Problem details
Locate the lines of the listing below that hold "extra", then copy each of them.

Exercise material

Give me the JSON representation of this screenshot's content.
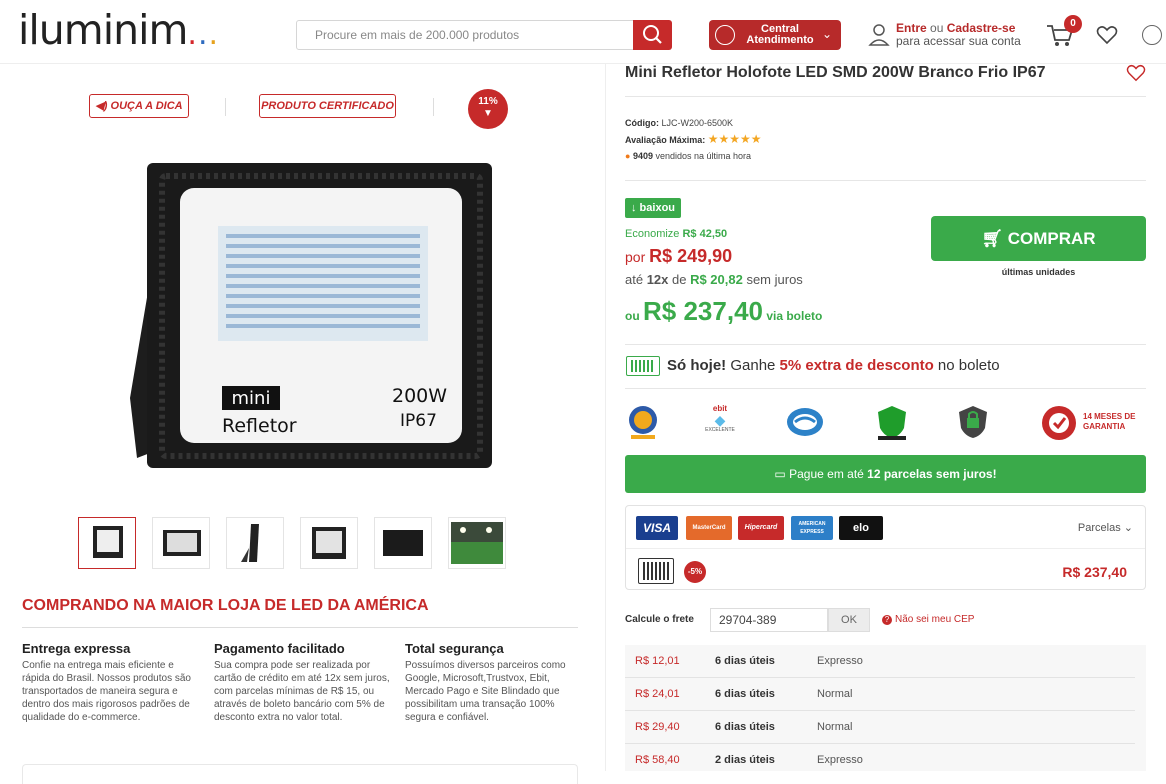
{
  "header": {
    "logo_text": "iluminim",
    "logo_dots": "...",
    "search_placeholder": "Procure em mais de 200.000 produtos",
    "central_line1": "Central",
    "central_line2": "Atendimento",
    "login_entre": "Entre",
    "login_ou": " ou ",
    "login_cadastre": "Cadastre-se",
    "login_line2": "para acessar sua conta",
    "cart_count": "0"
  },
  "left": {
    "tag_ouca": "◀) OUÇA A DICA",
    "tag_certificado": "PRODUTO CERTIFICADO",
    "discount_pct": "11%",
    "product_img_lines": {
      "mini": "mini",
      "refletor": "Refletor",
      "watts": "200W",
      "ip": "IP67"
    },
    "section_title": "COMPRANDO NA MAIOR LOJA DE LED DA AMÉRICA",
    "features": [
      {
        "title": "Entrega expressa",
        "text": "Confie na entrega mais eficiente e rápida do Brasil. Nossos produtos são transportados de maneira segura e dentro dos mais rigorosos padrões de qualidade do e-commerce."
      },
      {
        "title": "Pagamento facilitado",
        "text": "Sua compra pode ser realizada por cartão de crédito em até 12x sem juros, com parcelas mínimas de R$ 15, ou através de boleto bancário com 5% de desconto extra no valor total."
      },
      {
        "title": "Total segurança",
        "text": "Possuímos diversos parceiros como Google, Microsoft,Trustvox, Ebit, Mercado Pago e Site Blindado que possibilitam uma transação 100% segura e confiável."
      }
    ]
  },
  "product": {
    "title": "Mini Refletor Holofote LED SMD 200W Branco Frio IP67",
    "codigo_label": "Código:",
    "codigo": "LJC-W200-6500K",
    "avaliacao_label": "Avaliação Máxima:",
    "rating_stars": 5,
    "vendidos_count": "9409",
    "vendidos_text": " vendidos na última hora",
    "baixou": "↓ baixou",
    "economize_label": "Economize ",
    "economize_value": "R$ 42,50",
    "por_label": "por ",
    "por_value": "R$ 249,90",
    "ate_prefix": "até ",
    "ate_parcelas": "12x",
    "ate_de": " de ",
    "ate_valor": "R$ 20,82",
    "ate_suffix": " sem juros",
    "ou_label": "ou ",
    "boleto_price": "R$ 237,40",
    "boleto_label": " via boleto",
    "comprar": "COMPRAR",
    "ultimas": "últimas unidades",
    "sohoje_bold": "Só hoje!",
    "sohoje_1": " Ganhe ",
    "sohoje_red": "5% extra de desconto",
    "sohoje_2": " no boleto",
    "ebit_label": "ebit",
    "ebit_sub": "EXCELENTE",
    "garantia": "14 MESES DE GARANTIA",
    "pague_1": "Pague em até ",
    "pague_bold": "12 parcelas sem juros!",
    "cards": [
      "VISA",
      "MasterCard",
      "Hipercard",
      "AMERICAN EXPRESS",
      "elo"
    ],
    "parcelas": "Parcelas ⌄",
    "boleto_discount": "-5%",
    "boleto_box_price": "R$ 237,40",
    "frete_label": "Calcule o frete",
    "cep_value": "29704-389",
    "ok": "OK",
    "nao_sei": "Não sei meu CEP",
    "frete_rows": [
      {
        "price": "R$ 12,01",
        "days": "6 dias úteis",
        "type": "Expresso"
      },
      {
        "price": "R$ 24,01",
        "days": "6 dias úteis",
        "type": "Normal"
      },
      {
        "price": "R$ 29,40",
        "days": "6 dias úteis",
        "type": "Normal"
      },
      {
        "price": "R$ 58,40",
        "days": "2 dias úteis",
        "type": "Expresso"
      }
    ]
  },
  "colors": {
    "brand_red": "#c62a2a",
    "green": "#3aaa4a",
    "star": "#f3a623"
  }
}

Answer below
        "text": "Sua compra pode ser realizada por cartão de crédito em até 12x sem juros, com parcelas mínimas de R$ 15, ou através de boleto bancário com 5% de desconto extra no valor total."
    "sohoje_red": "5% extra de desconto",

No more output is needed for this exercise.